Available records >>
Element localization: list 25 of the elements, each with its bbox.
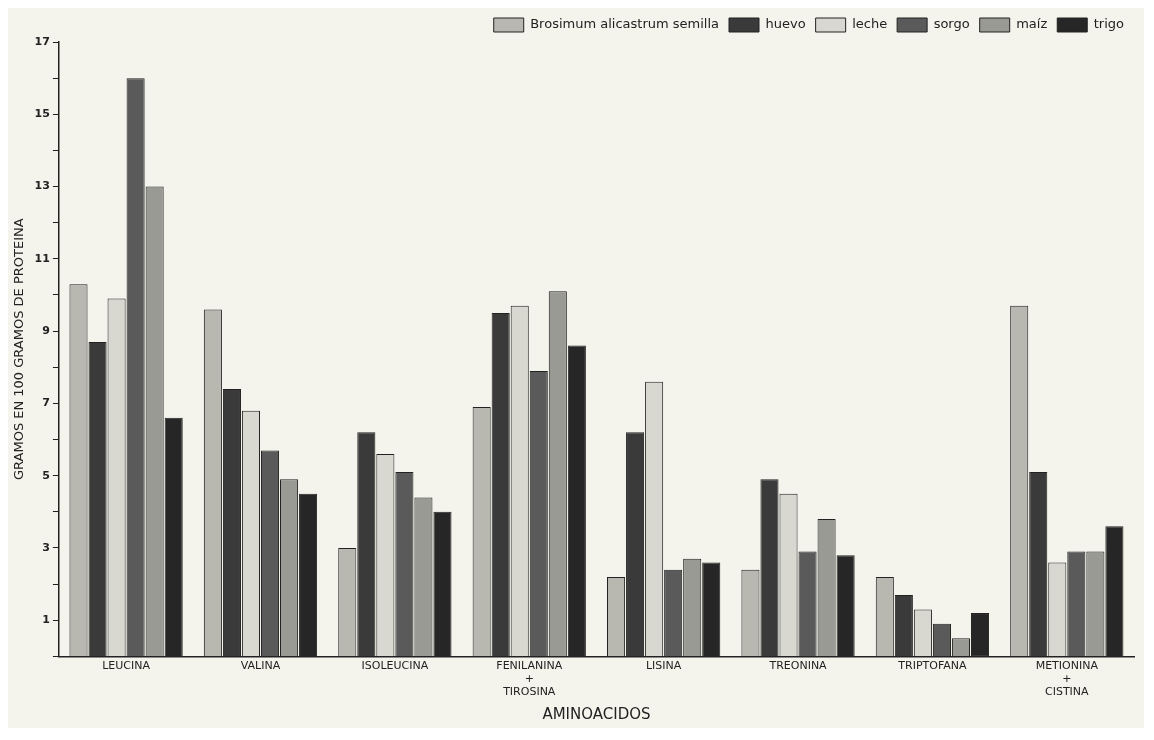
y-tick-label: 3 bbox=[42, 540, 50, 554]
y-tick-label: 5 bbox=[42, 468, 50, 482]
legend-label: huevo bbox=[765, 16, 806, 32]
y-tick-label: 11 bbox=[34, 251, 50, 265]
legend-label: trigo bbox=[1093, 16, 1125, 32]
y-axis-title: GRAMOS EN 100 GRAMOS DE PROTEINA bbox=[11, 218, 27, 481]
x-tick-label: TRIPTOFANA bbox=[897, 658, 967, 672]
x-tick-label: LISINA bbox=[645, 658, 682, 672]
x-tick-label: TREONINA bbox=[768, 658, 828, 672]
legend-label: maíz bbox=[1016, 16, 1048, 32]
x-axis-title: AMINOACIDOS bbox=[542, 704, 651, 723]
y-tick-label: 1 bbox=[42, 613, 50, 627]
x-tick-label: VALINA bbox=[240, 658, 281, 672]
y-tick-label: 13 bbox=[34, 179, 50, 193]
x-tick-label: FENILANINA + TIROSINA bbox=[496, 658, 563, 699]
legend-label: leche bbox=[852, 16, 888, 32]
y-tick-label: 7 bbox=[42, 396, 50, 410]
x-tick-label: ISOLEUCINA bbox=[361, 658, 429, 672]
y-tick-label: 17 bbox=[34, 34, 50, 48]
legend-label: Brosimum alicastrum semilla bbox=[530, 16, 720, 32]
x-tick-label: LEUCINA bbox=[102, 658, 151, 672]
legend-label: sorgo bbox=[933, 16, 970, 32]
x-tick-label: METIONINA + CISTINA bbox=[1035, 658, 1099, 699]
y-tick-label: 15 bbox=[34, 107, 50, 121]
y-tick-label: 9 bbox=[42, 323, 50, 337]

Assigned task >>
An exact reproduction of the material is needed, without its images.

Exercise answer >>
Element localization: list 25 of the elements, each with its bbox.
y-tick-label: 3 bbox=[42, 540, 50, 554]
y-tick-label: 5 bbox=[42, 468, 50, 482]
legend-label: huevo bbox=[765, 16, 806, 32]
y-tick-label: 11 bbox=[34, 251, 50, 265]
legend-label: trigo bbox=[1093, 16, 1125, 32]
y-axis-title: GRAMOS EN 100 GRAMOS DE PROTEINA bbox=[11, 218, 27, 481]
x-tick-label: TRIPTOFANA bbox=[897, 658, 967, 672]
x-tick-label: LISINA bbox=[645, 658, 682, 672]
x-tick-label: TREONINA bbox=[768, 658, 828, 672]
legend-label: maíz bbox=[1016, 16, 1048, 32]
x-axis-title: AMINOACIDOS bbox=[542, 704, 651, 723]
y-tick-label: 1 bbox=[42, 613, 50, 627]
x-tick-label: VALINA bbox=[240, 658, 281, 672]
y-tick-label: 13 bbox=[34, 179, 50, 193]
x-tick-label: FENILANINA + TIROSINA bbox=[496, 658, 563, 699]
legend-label: leche bbox=[852, 16, 888, 32]
y-tick-label: 7 bbox=[42, 396, 50, 410]
x-tick-label: ISOLEUCINA bbox=[361, 658, 429, 672]
y-tick-label: 17 bbox=[34, 34, 50, 48]
legend-label: Brosimum alicastrum semilla bbox=[530, 16, 720, 32]
x-tick-label: LEUCINA bbox=[102, 658, 151, 672]
legend-label: sorgo bbox=[933, 16, 970, 32]
x-tick-label: METIONINA + CISTINA bbox=[1035, 658, 1099, 699]
y-tick-label: 15 bbox=[34, 107, 50, 121]
y-tick-label: 9 bbox=[42, 323, 50, 337]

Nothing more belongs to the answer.